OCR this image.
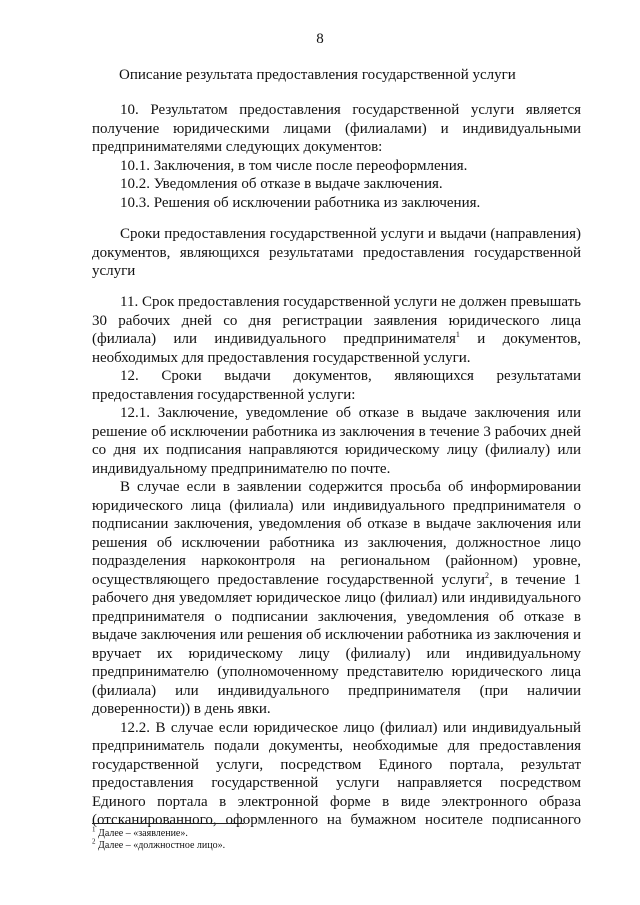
8
Описание результата предоставления государственной услуги

10. Результатом предоставления государственной услуги является получение юридическими лицами (филиалами) и индивидуальными предпринимателями следующих документов:

10.1. Заключения, в том числе после переоформления.

10.2. Уведомления об отказе в выдаче заключения.

10.3. Решения об исключении работника из заключения.

Сроки предоставления государственной услуги и выдачи (направления) документов, являющихся результатами предоставления государственной услуги

11. Срок предоставления государственной услуги не должен превышать 30 рабочих дней со дня регистрации заявления юридического лица (филиала) или индивидуального предпринимателя$^1$ и документов, необходимых для предоставления государственной услуги.

12. Сроки выдачи документов, являющихся результатами предоставления государственной услуги:

12.1. Заключение, уведомление об отказе в выдаче заключения или решение об исключении работника из заключения в течение 3 рабочих дней со дня их подписания направляются юридическому лицу (филиалу) или индивидуальному предпринимателю по почте.

В случае если в заявлении содержится просьба об информировании юридического лица (филиала) или индивидуального предпринимателя о подписании заключения, уведомления об отказе в выдаче заключения или решения об исключении работника из заключения, должностное лицо подразделения наркоконтроля на региональном (районном) уровне, осуществляющего предоставление государственной услуги$^2$, в течение 1 рабочего дня уведомляет юридическое лицо (филиал) или индивидуального предпринимателя о подписании заключения, уведомления об отказе в выдаче заключения или решения об исключении работника из заключения и вручает их юридическому лицу (филиалу) или индивидуальному предпринимателю (уполномоченному представителю юридического лица (филиала) или индивидуального предпринимателя (при наличии доверенности)) в день явки.

12.2. В случае если юридическое лицо (филиал) или индивидуальный предприниматель подали документы, необходимые для предоставления государственной услуги, посредством Единого портала, результат предоставления государственной услуги направляется посредством Единого портала в электронной форме в виде электронного образа (отсканированного, оформленного на бумажном носителе подписанного

$^1$ Далее – «заявление».
$^2$ Далее – «должностное лицо».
========================
Job: From the records given above, copy all lines containing "Сроки".

Written answer:
Сроки предоставления государственной услуги и выдачи (направления) документов, являющихся результатами предоставления государственной услуги
12. Сроки выдачи документов, являющихся результатами предоставления государственной услуги:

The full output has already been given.